*YOUR GOAL*: Search the data for the word "Андрюшин" and copy every line where it occurs.

━━ PROVIDED RECORDS

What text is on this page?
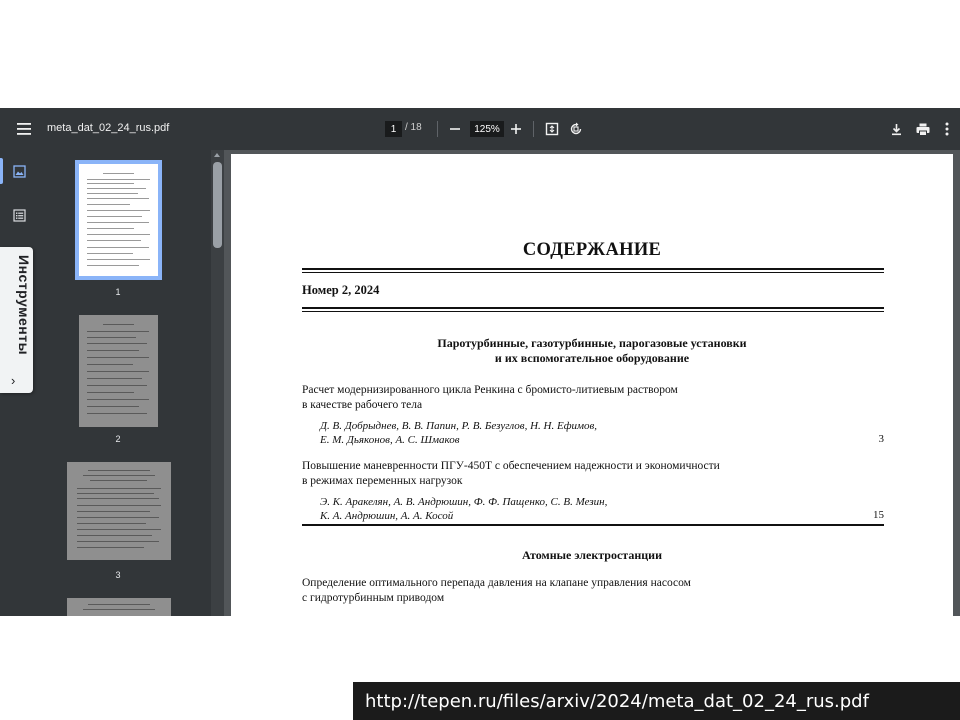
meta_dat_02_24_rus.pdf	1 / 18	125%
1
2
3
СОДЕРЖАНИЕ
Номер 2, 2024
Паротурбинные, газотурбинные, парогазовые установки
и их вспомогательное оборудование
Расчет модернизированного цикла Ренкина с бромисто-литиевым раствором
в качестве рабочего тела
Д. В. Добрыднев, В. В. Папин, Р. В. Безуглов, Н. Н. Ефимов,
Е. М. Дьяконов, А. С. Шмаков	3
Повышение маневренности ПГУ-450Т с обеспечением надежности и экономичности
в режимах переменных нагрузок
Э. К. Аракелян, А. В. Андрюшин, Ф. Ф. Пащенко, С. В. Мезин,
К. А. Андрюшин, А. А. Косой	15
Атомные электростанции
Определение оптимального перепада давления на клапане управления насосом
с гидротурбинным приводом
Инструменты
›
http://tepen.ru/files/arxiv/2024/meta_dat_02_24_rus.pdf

━━━━

*RESPONSE*:
Э. К. Аракелян, А. В. Андрюшин, Ф. Ф. Пащенко, С. В. Мезин,
К. А. Андрюшин, А. А. Косой	15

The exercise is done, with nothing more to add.